[Figure dataset records]
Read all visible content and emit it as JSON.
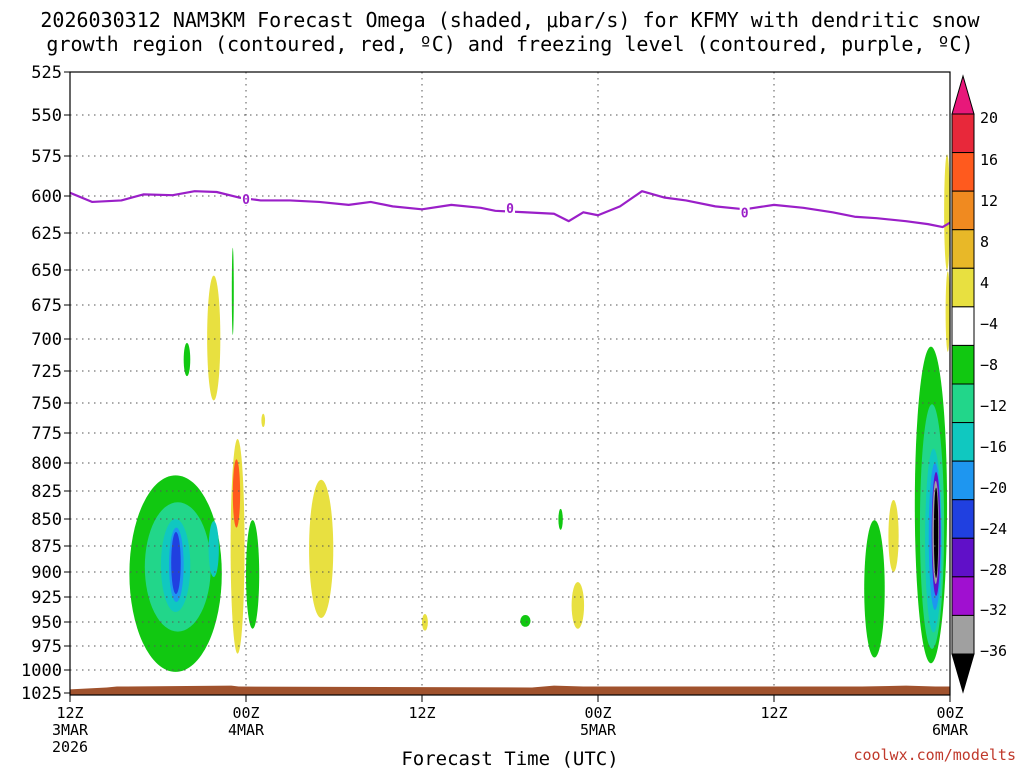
{
  "title": {
    "line1": "2026030312 NAM3KM Forecast Omega (shaded, μbar/s) for KFMY with dendritic snow",
    "line2": "growth region (contoured, red, ºC) and freezing level (contoured, purple, ºC)"
  },
  "credit": "coolwx.com/modelts",
  "colors": {
    "freezing_level": "#9a1fc8",
    "ground": "#a0522d",
    "grid": "#555555"
  },
  "chart_data": {
    "type": "heatmap",
    "title": "2026030312 NAM3KM Forecast Omega (shaded, μbar/s) for KFMY with dendritic snow growth region (contoured, red, ºC) and freezing level (contoured, purple, ºC)",
    "xlabel": "Forecast Time (UTC)",
    "ylabel": "",
    "x_range_hours": [
      0,
      60
    ],
    "y_range_mb": [
      525,
      1025
    ],
    "y_ticks": [
      525,
      550,
      575,
      600,
      625,
      650,
      675,
      700,
      725,
      750,
      775,
      800,
      825,
      850,
      875,
      900,
      925,
      950,
      975,
      1000,
      1025
    ],
    "x_ticks": [
      {
        "hour": 0,
        "lines": [
          "12Z",
          "3MAR",
          "2026"
        ]
      },
      {
        "hour": 12,
        "lines": [
          "00Z",
          "4MAR"
        ]
      },
      {
        "hour": 24,
        "lines": [
          "12Z"
        ]
      },
      {
        "hour": 36,
        "lines": [
          "00Z",
          "5MAR"
        ]
      },
      {
        "hour": 48,
        "lines": [
          "12Z"
        ]
      },
      {
        "hour": 60,
        "lines": [
          "00Z",
          "6MAR"
        ]
      }
    ],
    "grid": true,
    "colorbar": {
      "labels": [
        "20",
        "16",
        "12",
        "8",
        "4",
        "−4",
        "−8",
        "−12",
        "−16",
        "−20",
        "−24",
        "−28",
        "−32",
        "−36"
      ],
      "bins": [
        {
          "color": "#e8187a",
          "type": "top-arrow"
        },
        {
          "color": "#e8283a",
          "label": "20"
        },
        {
          "color": "#ff5a1e",
          "label": "16"
        },
        {
          "color": "#f08a20",
          "label": "12"
        },
        {
          "color": "#e8b828",
          "label": "8"
        },
        {
          "color": "#e8e040",
          "label": "4"
        },
        {
          "color": "#ffffff",
          "label": "−4"
        },
        {
          "color": "#11c811",
          "label": "−8"
        },
        {
          "color": "#22d68a",
          "label": "−12"
        },
        {
          "color": "#10c8c0",
          "label": "−16"
        },
        {
          "color": "#1e96f0",
          "label": "−20"
        },
        {
          "color": "#2040e0",
          "label": "−24"
        },
        {
          "color": "#6010c8",
          "label": "−28"
        },
        {
          "color": "#a010d0",
          "label": "−32"
        },
        {
          "color": "#a0a0a0",
          "label": "−36"
        },
        {
          "color": "#000000",
          "type": "bottom-arrow"
        }
      ]
    },
    "freezing_level": {
      "name": "freezing level 0 ºC",
      "contour_label": "0",
      "points": [
        [
          0,
          598
        ],
        [
          1.5,
          604
        ],
        [
          3.5,
          603
        ],
        [
          5,
          599
        ],
        [
          7,
          599.5
        ],
        [
          8.5,
          597
        ],
        [
          10,
          597.5
        ],
        [
          11.5,
          601
        ],
        [
          13,
          603
        ],
        [
          15,
          603
        ],
        [
          17,
          604
        ],
        [
          19,
          606
        ],
        [
          20.5,
          604
        ],
        [
          22,
          607
        ],
        [
          24,
          609
        ],
        [
          26,
          606
        ],
        [
          28,
          608
        ],
        [
          29,
          610
        ],
        [
          31,
          611
        ],
        [
          33,
          612
        ],
        [
          34,
          617
        ],
        [
          35,
          611
        ],
        [
          36,
          613
        ],
        [
          37.5,
          607
        ],
        [
          39,
          597
        ],
        [
          40.5,
          601
        ],
        [
          42,
          603
        ],
        [
          44,
          607
        ],
        [
          46,
          609
        ],
        [
          48,
          606
        ],
        [
          50,
          608
        ],
        [
          52,
          611
        ],
        [
          53.5,
          614
        ],
        [
          55,
          615
        ],
        [
          57,
          617
        ],
        [
          58.5,
          619
        ],
        [
          59.5,
          621
        ],
        [
          60,
          618
        ]
      ],
      "label_positions": [
        [
          12,
          602
        ],
        [
          30,
          608
        ],
        [
          46,
          611
        ]
      ]
    },
    "omega_regions": [
      {
        "label": "green-2.8",
        "value": -6,
        "hours": [
          4.05,
          10.35
        ],
        "mb": [
          811,
          1002
        ]
      },
      {
        "label": "teal-2.9",
        "value": -10,
        "hours": [
          5.1,
          9.6
        ],
        "mb": [
          835,
          960
        ]
      },
      {
        "label": "cyan-3.7",
        "value": -14,
        "hours": [
          6.2,
          8.2
        ],
        "mb": [
          850,
          940
        ]
      },
      {
        "label": "cyan-8.5",
        "value": -14,
        "hours": [
          9.45,
          10.15
        ],
        "mb": [
          852,
          905
        ]
      },
      {
        "label": "blue-1.8",
        "value": -18,
        "hours": [
          6.75,
          7.75
        ],
        "mb": [
          858,
          930
        ]
      },
      {
        "label": "blue-6.6",
        "value": -22,
        "hours": [
          6.9,
          7.55
        ],
        "mb": [
          862,
          922
        ]
      },
      {
        "label": "green-6.0",
        "value": -6,
        "hours": [
          7.75,
          8.2
        ],
        "mb": [
          703,
          729
        ]
      },
      {
        "label": "yellow-6.5",
        "value": 6,
        "hours": [
          9.35,
          10.25
        ],
        "mb": [
          654,
          748
        ]
      },
      {
        "label": "green-7.7",
        "value": -6,
        "hours": [
          11.05,
          11.15
        ],
        "mb": [
          635,
          697
        ]
      },
      {
        "label": "yellow-8.0",
        "value": 6,
        "hours": [
          10.95,
          11.9
        ],
        "mb": [
          780,
          983
        ]
      },
      {
        "label": "orange-8.1",
        "value": 14,
        "hours": [
          11.1,
          11.6
        ],
        "mb": [
          797,
          858
        ]
      },
      {
        "label": "green-9.5",
        "value": -6,
        "hours": [
          12.0,
          12.9
        ],
        "mb": [
          851,
          957
        ]
      },
      {
        "label": "yellow-9.9",
        "value": 6,
        "hours": [
          13.05,
          13.3
        ],
        "mb": [
          759,
          770
        ]
      },
      {
        "label": "yellow-10.3",
        "value": 6,
        "hours": [
          16.3,
          17.95
        ],
        "mb": [
          815,
          946
        ]
      },
      {
        "label": "yellow-10.6",
        "value": 6,
        "hours": [
          24.0,
          24.4
        ],
        "mb": [
          942,
          959
        ]
      },
      {
        "label": "green-12.1",
        "value": -6,
        "hours": [
          30.7,
          31.4
        ],
        "mb": [
          943,
          955
        ]
      },
      {
        "label": "green-12.5",
        "value": -6,
        "hours": [
          33.3,
          33.6
        ],
        "mb": [
          841,
          860
        ]
      },
      {
        "label": "yellow-13.3",
        "value": 6,
        "hours": [
          34.2,
          35.05
        ],
        "mb": [
          910,
          957
        ]
      },
      {
        "label": "green-15.7",
        "value": -6,
        "hours": [
          54.15,
          55.55
        ],
        "mb": [
          851,
          987
        ]
      },
      {
        "label": "yellow-17.0",
        "value": 6,
        "hours": [
          55.8,
          56.5
        ],
        "mb": [
          833,
          900
        ]
      },
      {
        "label": "green-19.1",
        "value": -6,
        "hours": [
          57.6,
          59.8
        ],
        "mb": [
          706,
          993
        ]
      },
      {
        "label": "teal-19.4",
        "value": -10,
        "hours": [
          57.95,
          59.6
        ],
        "mb": [
          751,
          978
        ]
      },
      {
        "label": "cyan-19.7",
        "value": -14,
        "hours": [
          58.3,
          59.45
        ],
        "mb": [
          788,
          961
        ]
      },
      {
        "label": "blue-19.8",
        "value": -18,
        "hours": [
          58.55,
          59.4
        ],
        "mb": [
          800,
          938
        ]
      },
      {
        "label": "purple-19.9",
        "value": -26,
        "hours": [
          58.75,
          59.35
        ],
        "mb": [
          808,
          924
        ]
      },
      {
        "label": "gray-19.9",
        "value": -34,
        "hours": [
          58.8,
          59.25
        ],
        "mb": [
          816,
          912
        ]
      },
      {
        "label": "black-19.9",
        "value": -38,
        "hours": [
          58.9,
          59.2
        ],
        "mb": [
          822,
          906
        ]
      },
      {
        "label": "yellow-edge-top",
        "value": 6,
        "hours": [
          59.6,
          60
        ],
        "mb": [
          574,
          650
        ]
      },
      {
        "label": "yellow-edge-upper",
        "value": 6,
        "hours": [
          59.7,
          60
        ],
        "mb": [
          651,
          710
        ]
      }
    ],
    "ground_surface_mb": [
      [
        0,
        1021
      ],
      [
        2.5,
        1019
      ],
      [
        3.2,
        1018
      ],
      [
        11,
        1017
      ],
      [
        11.5,
        1018
      ],
      [
        31.5,
        1019
      ],
      [
        33,
        1017
      ],
      [
        35,
        1018
      ],
      [
        54,
        1018
      ],
      [
        57,
        1017
      ],
      [
        59,
        1018
      ],
      [
        60,
        1018
      ]
    ]
  }
}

*Exercise*. Lines containing the string "shaded" are to be selected and copied.

*Correct result*.
    "line1": "2026030312 NAM3KM Forecast Omega (shaded, μbar/s) for KFMY with dendritic snow",
    "title": "2026030312 NAM3KM Forecast Omega (shaded, μbar/s) for KFMY with dendritic snow growth region (contoured, red, ºC) and freezing level (contoured, purple, ºC)",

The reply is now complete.